● **GOAL OF THE EXERCISE**: An exact reproduction of every record is required.

● **DATA PROVIDED**:
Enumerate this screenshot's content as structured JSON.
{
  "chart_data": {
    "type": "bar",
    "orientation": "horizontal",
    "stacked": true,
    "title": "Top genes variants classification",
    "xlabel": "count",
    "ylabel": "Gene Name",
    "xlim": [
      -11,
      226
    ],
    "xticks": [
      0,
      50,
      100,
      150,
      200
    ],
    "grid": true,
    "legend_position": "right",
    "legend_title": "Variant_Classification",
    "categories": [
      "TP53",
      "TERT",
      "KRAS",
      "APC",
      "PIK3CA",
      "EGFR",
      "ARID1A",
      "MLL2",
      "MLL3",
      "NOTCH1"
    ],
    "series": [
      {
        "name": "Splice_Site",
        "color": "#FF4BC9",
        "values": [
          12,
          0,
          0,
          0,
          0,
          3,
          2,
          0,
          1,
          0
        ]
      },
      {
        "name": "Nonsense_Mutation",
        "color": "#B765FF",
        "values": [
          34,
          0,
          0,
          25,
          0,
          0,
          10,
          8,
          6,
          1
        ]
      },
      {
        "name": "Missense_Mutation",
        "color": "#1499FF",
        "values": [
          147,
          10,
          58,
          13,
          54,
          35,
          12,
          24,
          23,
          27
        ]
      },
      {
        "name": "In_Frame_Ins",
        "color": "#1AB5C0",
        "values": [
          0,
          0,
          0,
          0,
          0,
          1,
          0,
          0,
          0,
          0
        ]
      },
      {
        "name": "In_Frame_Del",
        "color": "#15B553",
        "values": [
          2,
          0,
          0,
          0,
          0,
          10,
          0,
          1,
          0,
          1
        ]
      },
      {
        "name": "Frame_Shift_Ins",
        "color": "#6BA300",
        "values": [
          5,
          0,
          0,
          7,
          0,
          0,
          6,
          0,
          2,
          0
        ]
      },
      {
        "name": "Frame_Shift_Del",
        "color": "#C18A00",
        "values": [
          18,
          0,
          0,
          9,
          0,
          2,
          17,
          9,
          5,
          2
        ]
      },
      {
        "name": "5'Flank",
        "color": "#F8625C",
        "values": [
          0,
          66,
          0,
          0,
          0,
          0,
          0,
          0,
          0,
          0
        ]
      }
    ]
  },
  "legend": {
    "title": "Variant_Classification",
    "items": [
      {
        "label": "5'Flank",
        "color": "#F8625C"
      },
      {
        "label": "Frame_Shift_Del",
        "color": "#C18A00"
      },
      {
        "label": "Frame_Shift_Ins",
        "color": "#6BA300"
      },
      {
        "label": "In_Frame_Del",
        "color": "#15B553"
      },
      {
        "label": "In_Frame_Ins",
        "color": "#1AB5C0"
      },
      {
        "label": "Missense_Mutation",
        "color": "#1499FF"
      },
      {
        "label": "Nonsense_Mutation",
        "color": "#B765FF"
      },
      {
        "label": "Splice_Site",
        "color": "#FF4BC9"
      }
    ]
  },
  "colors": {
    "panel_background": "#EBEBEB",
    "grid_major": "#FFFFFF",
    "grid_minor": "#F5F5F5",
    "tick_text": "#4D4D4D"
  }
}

● **RESULT FOR THIS EXERCISE**:
Enumerate this screenshot's content as structured JSON.
{
  "chart_data": {
    "type": "bar",
    "orientation": "horizontal",
    "stacked": true,
    "title": "Top genes variants classification",
    "xlabel": "count",
    "ylabel": "Gene Name",
    "xlim": [
      -11,
      226
    ],
    "xticks": [
      0,
      50,
      100,
      150,
      200
    ],
    "grid": true,
    "legend_position": "right",
    "legend_title": "Variant_Classification",
    "categories": [
      "TP53",
      "TERT",
      "KRAS",
      "APC",
      "PIK3CA",
      "EGFR",
      "ARID1A",
      "MLL2",
      "MLL3",
      "NOTCH1"
    ],
    "series": [
      {
        "name": "Splice_Site",
        "color": "#FF4BC9",
        "values": [
          12,
          0,
          0,
          0,
          0,
          3,
          2,
          0,
          1,
          0
        ]
      },
      {
        "name": "Nonsense_Mutation",
        "color": "#B765FF",
        "values": [
          34,
          0,
          0,
          25,
          0,
          0,
          10,
          8,
          6,
          1
        ]
      },
      {
        "name": "Missense_Mutation",
        "color": "#1499FF",
        "values": [
          147,
          10,
          58,
          13,
          54,
          35,
          12,
          24,
          23,
          27
        ]
      },
      {
        "name": "In_Frame_Ins",
        "color": "#1AB5C0",
        "values": [
          0,
          0,
          0,
          0,
          0,
          1,
          0,
          0,
          0,
          0
        ]
      },
      {
        "name": "In_Frame_Del",
        "color": "#15B553",
        "values": [
          2,
          0,
          0,
          0,
          0,
          10,
          0,
          1,
          0,
          1
        ]
      },
      {
        "name": "Frame_Shift_Ins",
        "color": "#6BA300",
        "values": [
          5,
          0,
          0,
          7,
          0,
          0,
          6,
          0,
          2,
          0
        ]
      },
      {
        "name": "Frame_Shift_Del",
        "color": "#C18A00",
        "values": [
          18,
          0,
          0,
          9,
          0,
          2,
          17,
          9,
          5,
          2
        ]
      },
      {
        "name": "5'Flank",
        "color": "#F8625C",
        "values": [
          0,
          66,
          0,
          0,
          0,
          0,
          0,
          0,
          0,
          0
        ]
      }
    ]
  },
  "legend": {
    "title": "Variant_Classification",
    "items": [
      {
        "label": "5'Flank",
        "color": "#F8625C"
      },
      {
        "label": "Frame_Shift_Del",
        "color": "#C18A00"
      },
      {
        "label": "Frame_Shift_Ins",
        "color": "#6BA300"
      },
      {
        "label": "In_Frame_Del",
        "color": "#15B553"
      },
      {
        "label": "In_Frame_Ins",
        "color": "#1AB5C0"
      },
      {
        "label": "Missense_Mutation",
        "color": "#1499FF"
      },
      {
        "label": "Nonsense_Mutation",
        "color": "#B765FF"
      },
      {
        "label": "Splice_Site",
        "color": "#FF4BC9"
      }
    ]
  },
  "colors": {
    "panel_background": "#EBEBEB",
    "grid_major": "#FFFFFF",
    "grid_minor": "#F5F5F5",
    "tick_text": "#4D4D4D"
  }
}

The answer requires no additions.